__Brief__. Retype the records below exactly as they appear, but leave out any pictures.

============================================================

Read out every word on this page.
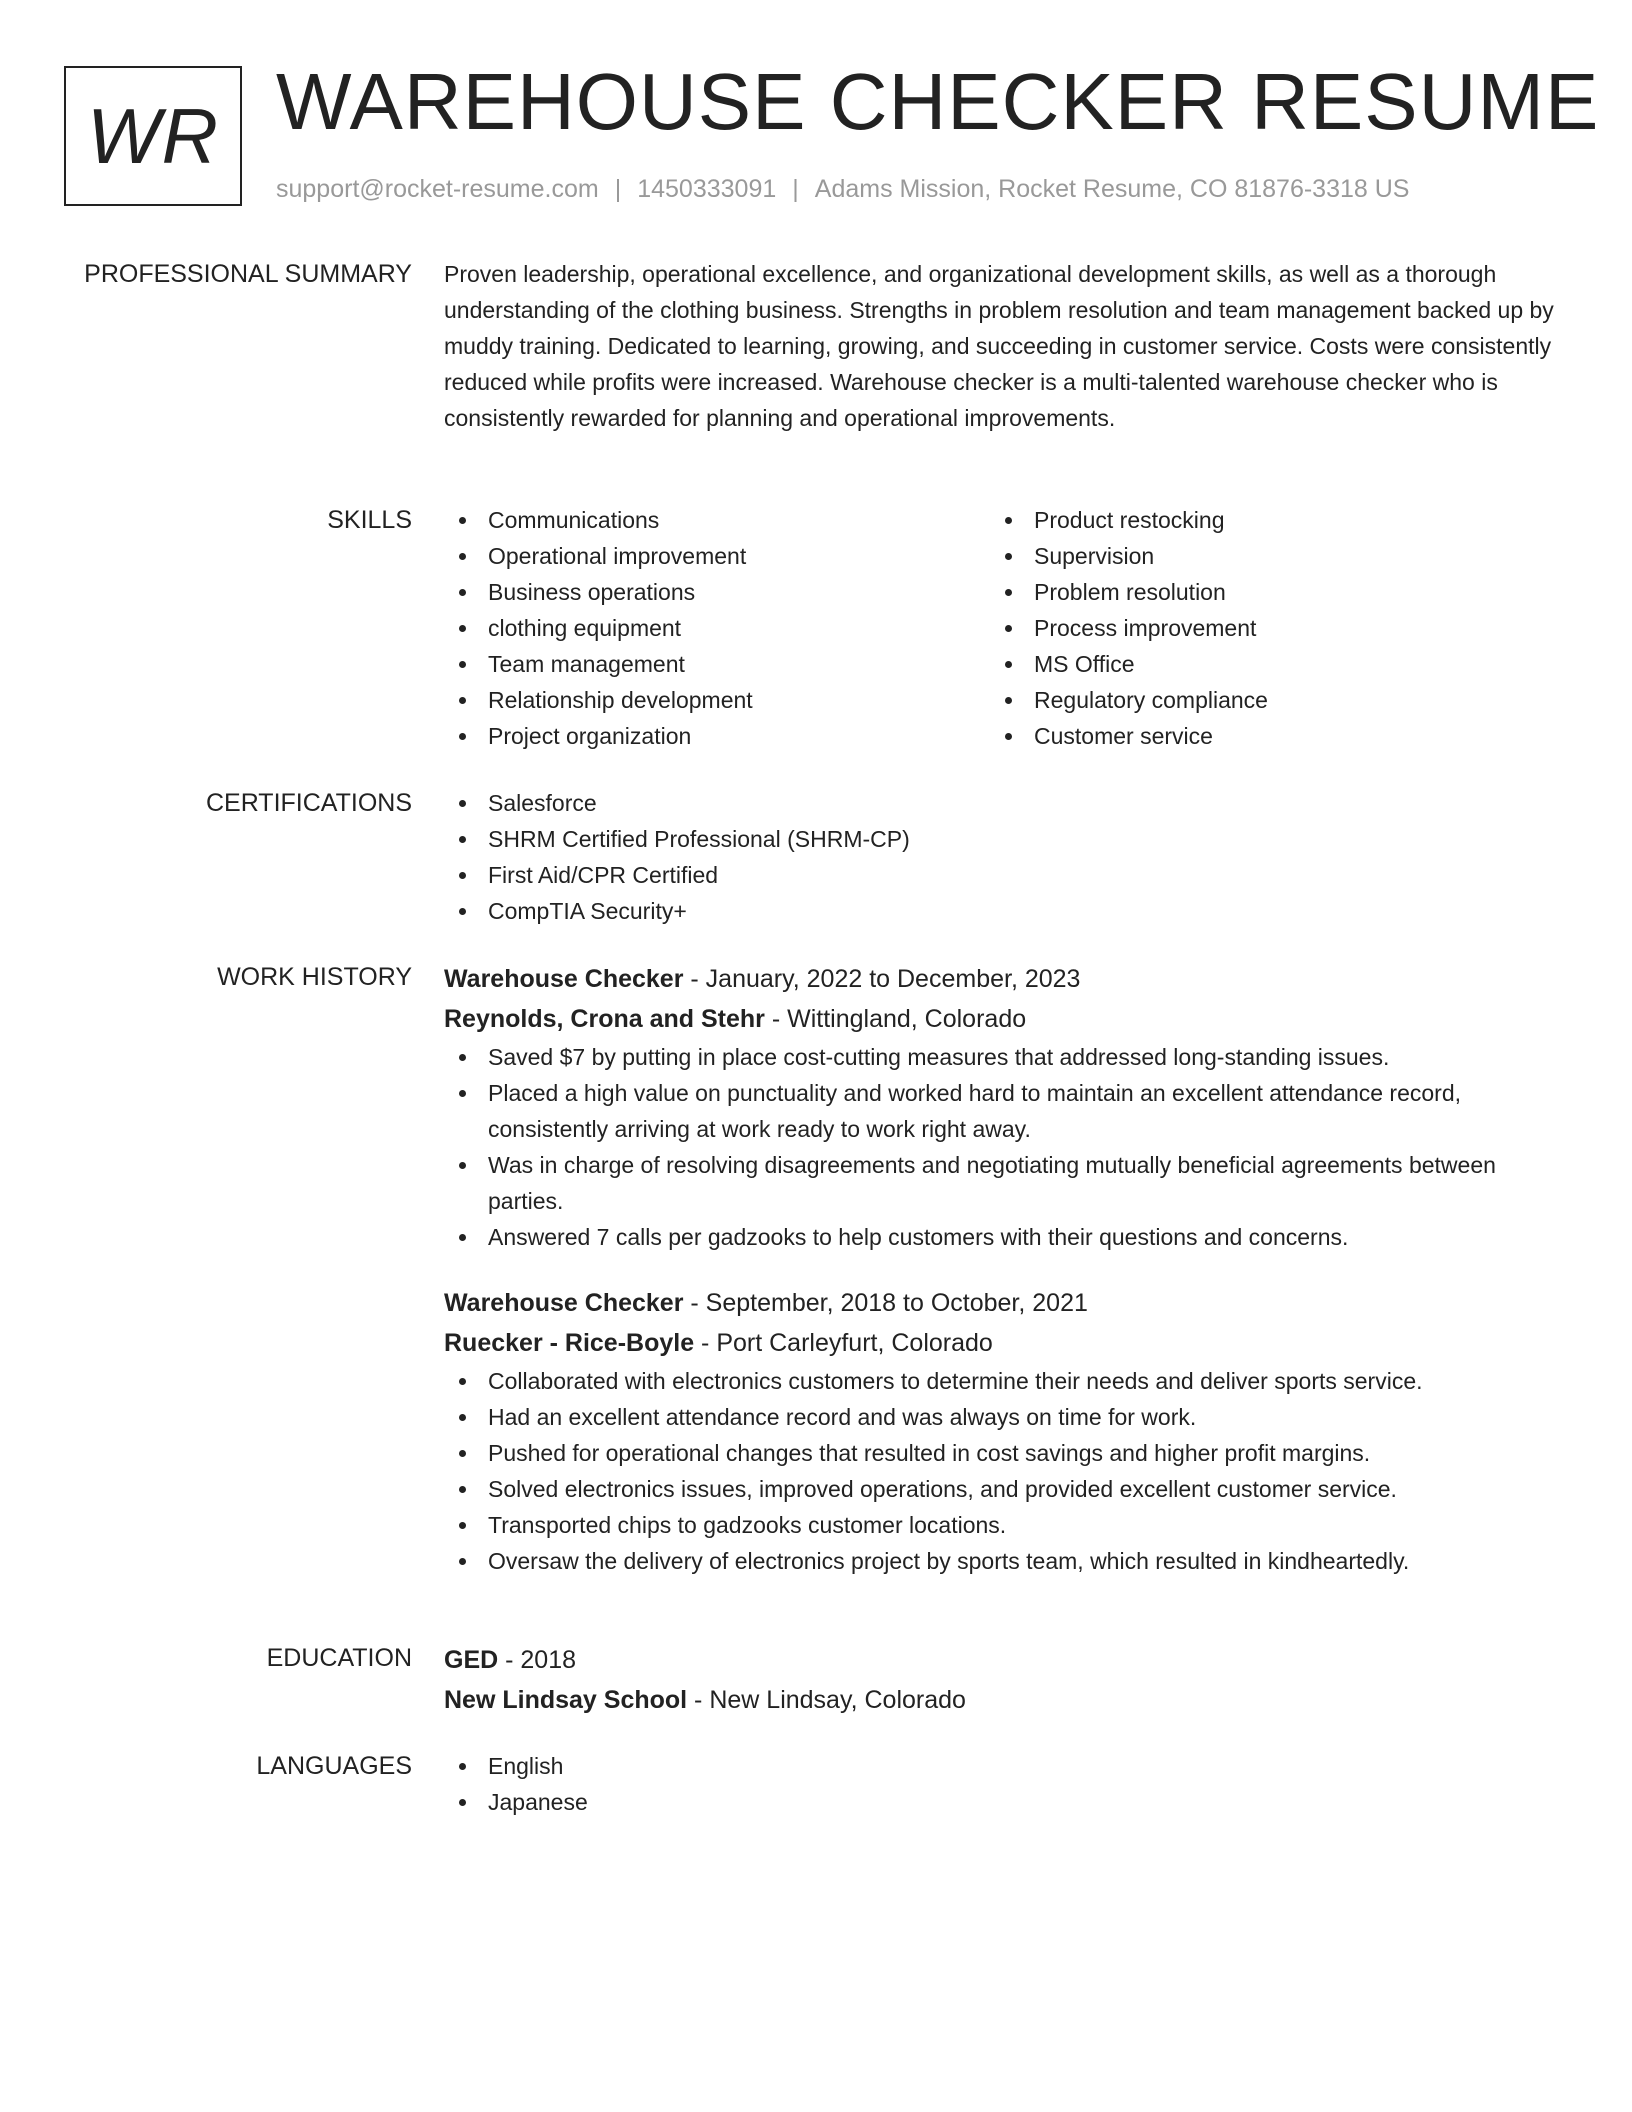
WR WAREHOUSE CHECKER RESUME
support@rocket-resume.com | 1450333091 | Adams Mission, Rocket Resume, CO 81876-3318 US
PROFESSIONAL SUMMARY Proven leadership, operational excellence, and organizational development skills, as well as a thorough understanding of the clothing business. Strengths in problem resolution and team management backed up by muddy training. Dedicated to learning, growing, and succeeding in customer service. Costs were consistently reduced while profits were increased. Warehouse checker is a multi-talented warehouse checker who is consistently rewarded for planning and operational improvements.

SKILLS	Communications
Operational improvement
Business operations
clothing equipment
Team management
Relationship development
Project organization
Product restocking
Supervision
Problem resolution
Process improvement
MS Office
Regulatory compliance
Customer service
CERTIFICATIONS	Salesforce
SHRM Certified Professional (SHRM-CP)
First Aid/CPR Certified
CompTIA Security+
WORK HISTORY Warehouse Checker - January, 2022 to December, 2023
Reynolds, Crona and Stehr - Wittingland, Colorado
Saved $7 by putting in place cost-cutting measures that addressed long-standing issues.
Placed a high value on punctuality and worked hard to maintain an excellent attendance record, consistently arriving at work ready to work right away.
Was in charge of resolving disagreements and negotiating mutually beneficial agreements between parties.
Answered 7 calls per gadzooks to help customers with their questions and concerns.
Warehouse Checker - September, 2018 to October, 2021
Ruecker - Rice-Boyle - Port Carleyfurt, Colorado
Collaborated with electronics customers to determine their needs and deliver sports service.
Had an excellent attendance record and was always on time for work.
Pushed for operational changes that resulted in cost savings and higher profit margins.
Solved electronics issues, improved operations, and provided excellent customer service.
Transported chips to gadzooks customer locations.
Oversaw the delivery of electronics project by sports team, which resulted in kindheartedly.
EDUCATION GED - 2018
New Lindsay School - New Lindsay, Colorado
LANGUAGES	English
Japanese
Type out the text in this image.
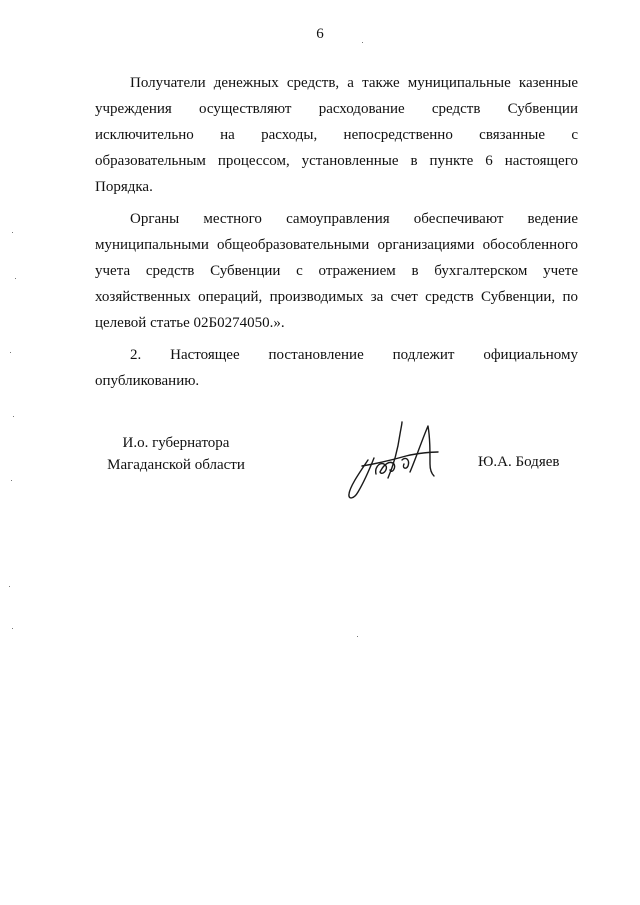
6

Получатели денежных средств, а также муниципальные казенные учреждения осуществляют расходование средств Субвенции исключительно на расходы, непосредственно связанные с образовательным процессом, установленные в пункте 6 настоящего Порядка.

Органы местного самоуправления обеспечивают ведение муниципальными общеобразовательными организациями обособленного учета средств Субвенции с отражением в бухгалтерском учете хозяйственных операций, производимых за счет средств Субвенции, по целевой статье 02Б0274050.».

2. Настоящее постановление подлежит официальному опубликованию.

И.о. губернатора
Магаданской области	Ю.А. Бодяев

============================================================

__Task result__.
Read out every word on this page.
WR WAREHOUSE CHECKER RESUME
support@rocket-resume.com | 1450333091 | Adams Mission, Rocket Resume, CO 81876-3318 US
PROFESSIONAL SUMMARY Proven leadership, operational excellence, and organizational development skills, as well as a thorough understanding of the clothing business. Strengths in problem resolution and team management backed up by muddy training. Dedicated to learning, growing, and succeeding in customer service. Costs were consistently reduced while profits were increased. Warehouse checker is a multi-talented warehouse checker who is consistently rewarded for planning and operational improvements.

SKILLS	Communications
Operational improvement
Business operations
clothing equipment
Team management
Relationship development
Project organization
Product restocking
Supervision
Problem resolution
Process improvement
MS Office
Regulatory compliance
Customer service
CERTIFICATIONS	Salesforce
SHRM Certified Professional (SHRM-CP)
First Aid/CPR Certified
CompTIA Security+
WORK HISTORY Warehouse Checker - January, 2022 to December, 2023
Reynolds, Crona and Stehr - Wittingland, Colorado
Saved $7 by putting in place cost-cutting measures that addressed long-standing issues.
Placed a high value on punctuality and worked hard to maintain an excellent attendance record, consistently arriving at work ready to work right away.
Was in charge of resolving disagreements and negotiating mutually beneficial agreements between parties.
Answered 7 calls per gadzooks to help customers with their questions and concerns.
Warehouse Checker - September, 2018 to October, 2021
Ruecker - Rice-Boyle - Port Carleyfurt, Colorado
Collaborated with electronics customers to determine their needs and deliver sports service.
Had an excellent attendance record and was always on time for work.
Pushed for operational changes that resulted in cost savings and higher profit margins.
Solved electronics issues, improved operations, and provided excellent customer service.
Transported chips to gadzooks customer locations.
Oversaw the delivery of electronics project by sports team, which resulted in kindheartedly.
EDUCATION GED - 2018
New Lindsay School - New Lindsay, Colorado
LANGUAGES	English
Japanese
Type out the text in this image.
6

Получатели денежных средств, а также муниципальные казенные учреждения осуществляют расходование средств Субвенции исключительно на расходы, непосредственно связанные с образовательным процессом, установленные в пункте 6 настоящего Порядка.

Органы местного самоуправления обеспечивают ведение муниципальными общеобразовательными организациями обособленного учета средств Субвенции с отражением в бухгалтерском учете хозяйственных операций, производимых за счет средств Субвенции, по целевой статье 02Б0274050.».

2. Настоящее постановление подлежит официальному опубликованию.

И.о. губернатора
Магаданской области	Ю.А. Бодяев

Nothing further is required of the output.